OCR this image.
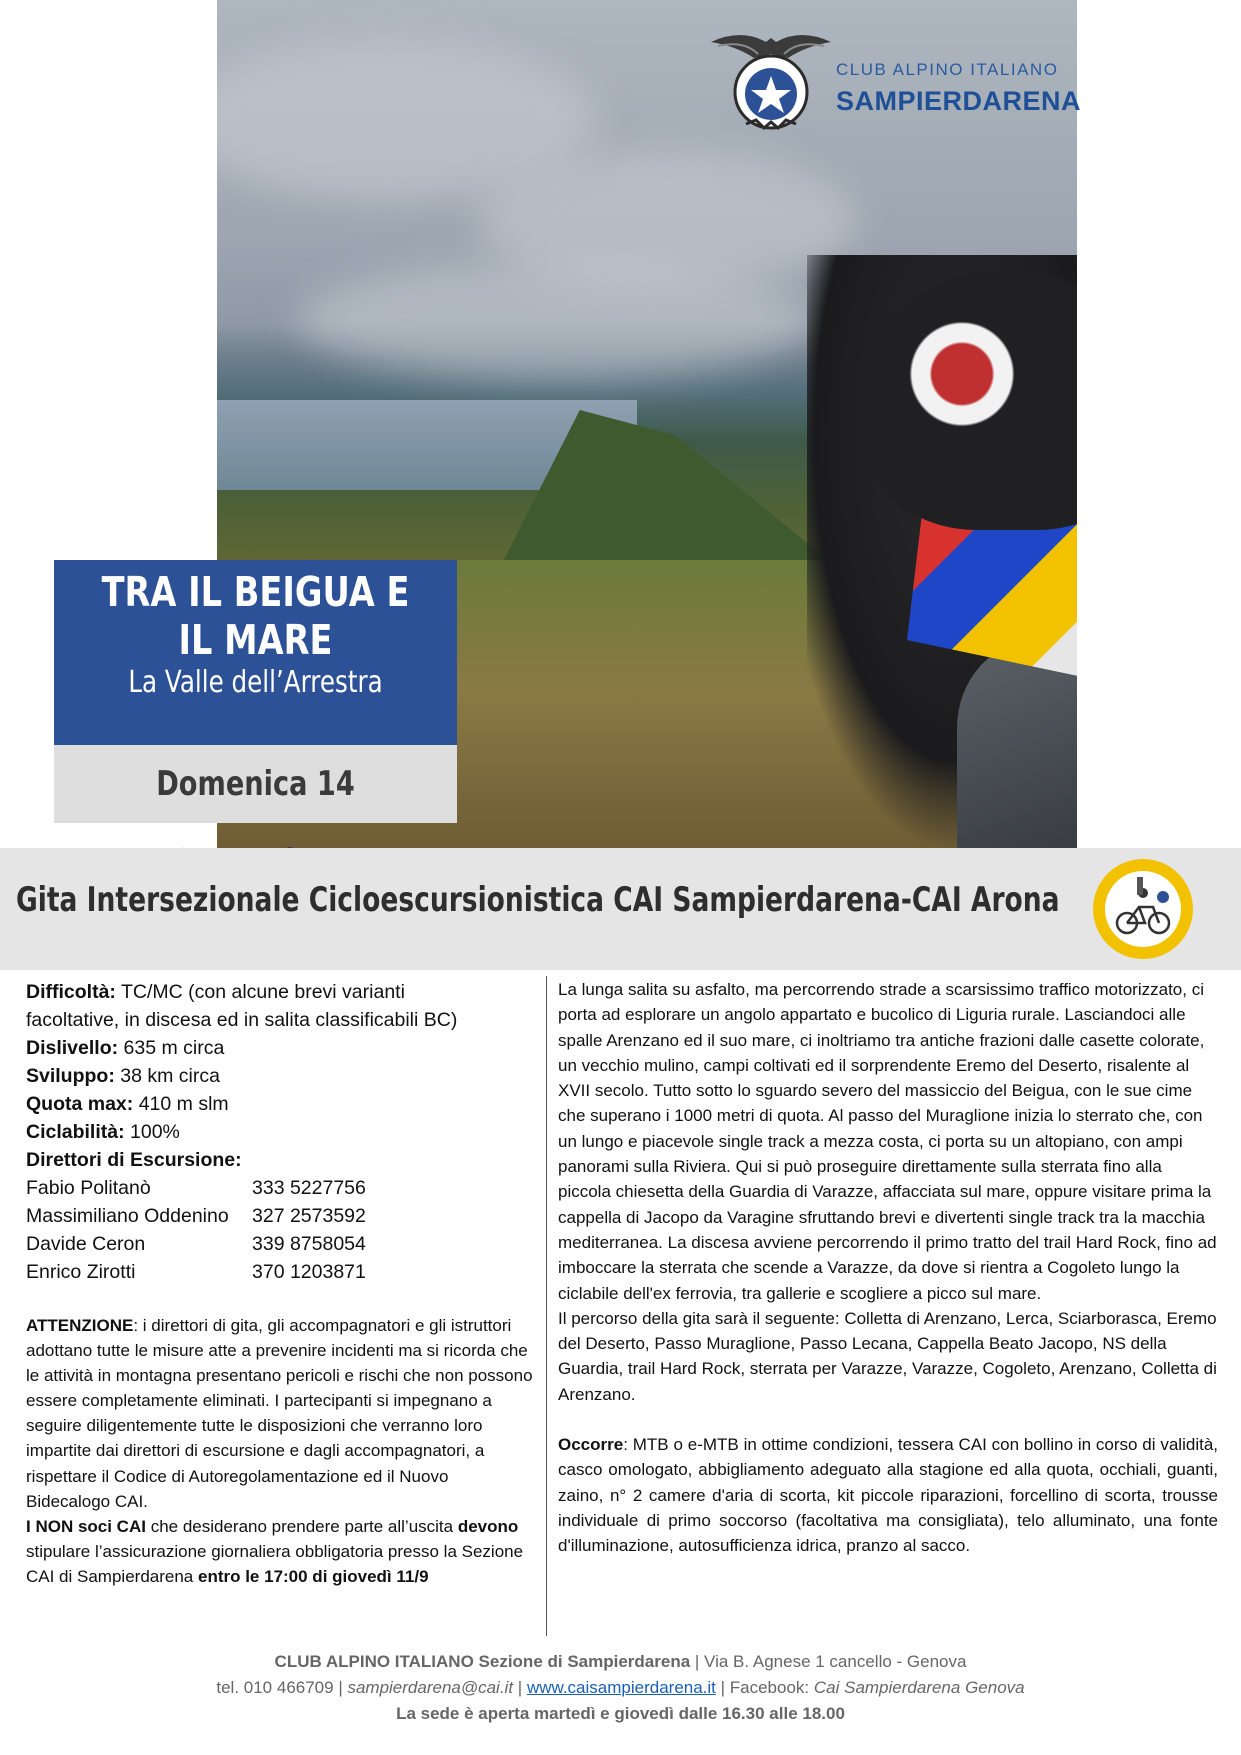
CLUB ALPINO ITALIANO
SAMPIERDARENA
TRA IL BEIGUA E IL MARE
La Valle dell’Arrestra
Domenica 14
Gita Intersezionale Cicloescursionistica CAI Sampierdarena-CAI Arona
Difficoltà: TC/MC (con alcune brevi varianti
facoltative, in discesa ed in salita classificabili BC)
Dislivello: 635 m circa
Sviluppo: 38 km circa
Quota max: 410 m slm
Ciclabilità: 100%
Direttori di Escursione:
Fabio Politanò	333 5227756
Massimiliano Oddenino	327 2573592
Davide Ceron	339 8758054
Enrico Zirotti	370 1203871
ATTENZIONE: i direttori di gita, gli accompagnatori e gli istruttori adottano tutte le misure atte a prevenire incidenti ma si ricorda che le attività in montagna presentano pericoli e rischi che non possono essere completamente eliminati. I partecipanti si impegnano a seguire diligentemente tutte le disposizioni che verranno loro impartite dai direttori di escursione e dagli accompagnatori, a rispettare il Codice di Autoregolamentazione ed il Nuovo Bidecalogo CAI.
I NON soci CAI che desiderano prendere parte all’uscita devono stipulare l’assicurazione giornaliera obbligatoria presso la Sezione CAI di Sampierdarena entro le 17:00 di giovedì 11/9

La lunga salita su asfalto, ma percorrendo strade a scarsissimo traffico motorizzato, ci porta ad esplorare un angolo appartato e bucolico di Liguria rurale. Lasciandoci alle spalle Arenzano ed il suo mare, ci inoltriamo tra antiche frazioni dalle casette colorate, un vecchio mulino, campi coltivati ed il sorprendente Eremo del Deserto, risalente al XVII secolo. Tutto sotto lo sguardo severo del massiccio del Beigua, con le sue cime che superano i 1000 metri di quota. Al passo del Muraglione inizia lo sterrato che, con un lungo e piacevole single track a mezza costa, ci porta su un altopiano, con ampi panorami sulla Riviera. Qui si può proseguire direttamente sulla sterrata fino alla piccola chiesetta della Guardia di Varazze, affacciata sul mare, oppure visitare prima la cappella di Jacopo da Varagine sfruttando brevi e divertenti single track tra la macchia mediterranea. La discesa avviene percorrendo il primo tratto del trail Hard Rock, fino ad imboccare la sterrata che scende a Varazze, da dove si rientra a Cogoleto lungo la ciclabile dell'ex ferrovia, tra gallerie e scogliere a picco sul mare.

Il percorso della gita sarà il seguente: Colletta di Arenzano, Lerca, Sciarborasca, Eremo del Deserto, Passo Muraglione, Passo Lecana, Cappella Beato Jacopo, NS della Guardia, trail Hard Rock, sterrata per Varazze, Varazze, Cogoleto, Arenzano, Colletta di Arenzano.

Occorre: MTB o e-MTB in ottime condizioni, tessera CAI con bollino in corso di validità, casco omologato, abbigliamento adeguato alla stagione ed alla quota, occhiali, guanti, zaino, n° 2 camere d'aria di scorta, kit piccole riparazioni, forcellino di scorta, trousse individuale di primo soccorso (facoltativa ma consigliata), telo alluminato, una fonte d'illuminazione, autosufficienza idrica, pranzo al sacco.

CLUB ALPINO ITALIANO Sezione di Sampierdarena | Via B. Agnese 1 cancello - Genova
tel. 010 466709 | sampierdarena@cai.it | www.caisampierdarena.it | Facebook: Cai Sampierdarena Genova
La sede è aperta martedì e giovedì dalle 16.30 alle 18.00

—————

GOAL: Leave the pictures out and copy the rest of the data exactly.

RIGHT ANSWER:
OCR this image.
CLUB ALPINO ITALIANO
SAMPIERDARENA
TRA IL BEIGUA E IL MARE
La Valle dell’Arrestra
Domenica 14
Gita Intersezionale Cicloescursionistica CAI Sampierdarena-CAI Arona
Difficoltà: TC/MC (con alcune brevi varianti
facoltative, in discesa ed in salita classificabili BC)
Dislivello: 635 m circa
Sviluppo: 38 km circa
Quota max: 410 m slm
Ciclabilità: 100%
Direttori di Escursione:
Fabio Politanò	333 5227756
Massimiliano Oddenino	327 2573592
Davide Ceron	339 8758054
Enrico Zirotti	370 1203871
ATTENZIONE: i direttori di gita, gli accompagnatori e gli istruttori adottano tutte le misure atte a prevenire incidenti ma si ricorda che le attività in montagna presentano pericoli e rischi che non possono essere completamente eliminati. I partecipanti si impegnano a seguire diligentemente tutte le disposizioni che verranno loro impartite dai direttori di escursione e dagli accompagnatori, a rispettare il Codice di Autoregolamentazione ed il Nuovo Bidecalogo CAI.
I NON soci CAI che desiderano prendere parte all’uscita devono stipulare l’assicurazione giornaliera obbligatoria presso la Sezione CAI di Sampierdarena entro le 17:00 di giovedì 11/9

La lunga salita su asfalto, ma percorrendo strade a scarsissimo traffico motorizzato, ci porta ad esplorare un angolo appartato e bucolico di Liguria rurale. Lasciandoci alle spalle Arenzano ed il suo mare, ci inoltriamo tra antiche frazioni dalle casette colorate, un vecchio mulino, campi coltivati ed il sorprendente Eremo del Deserto, risalente al XVII secolo. Tutto sotto lo sguardo severo del massiccio del Beigua, con le sue cime che superano i 1000 metri di quota. Al passo del Muraglione inizia lo sterrato che, con un lungo e piacevole single track a mezza costa, ci porta su un altopiano, con ampi panorami sulla Riviera. Qui si può proseguire direttamente sulla sterrata fino alla piccola chiesetta della Guardia di Varazze, affacciata sul mare, oppure visitare prima la cappella di Jacopo da Varagine sfruttando brevi e divertenti single track tra la macchia mediterranea. La discesa avviene percorrendo il primo tratto del trail Hard Rock, fino ad imboccare la sterrata che scende a Varazze, da dove si rientra a Cogoleto lungo la ciclabile dell'ex ferrovia, tra gallerie e scogliere a picco sul mare.

Il percorso della gita sarà il seguente: Colletta di Arenzano, Lerca, Sciarborasca, Eremo del Deserto, Passo Muraglione, Passo Lecana, Cappella Beato Jacopo, NS della Guardia, trail Hard Rock, sterrata per Varazze, Varazze, Cogoleto, Arenzano, Colletta di Arenzano.

Occorre: MTB o e-MTB in ottime condizioni, tessera CAI con bollino in corso di validità, casco omologato, abbigliamento adeguato alla stagione ed alla quota, occhiali, guanti, zaino, n° 2 camere d'aria di scorta, kit piccole riparazioni, forcellino di scorta, trousse individuale di primo soccorso (facoltativa ma consigliata), telo alluminato, una fonte d'illuminazione, autosufficienza idrica, pranzo al sacco.

CLUB ALPINO ITALIANO Sezione di Sampierdarena | Via B. Agnese 1 cancello - Genova
tel. 010 466709 | sampierdarena@cai.it | www.caisampierdarena.it | Facebook: Cai Sampierdarena Genova
La sede è aperta martedì e giovedì dalle 16.30 alle 18.00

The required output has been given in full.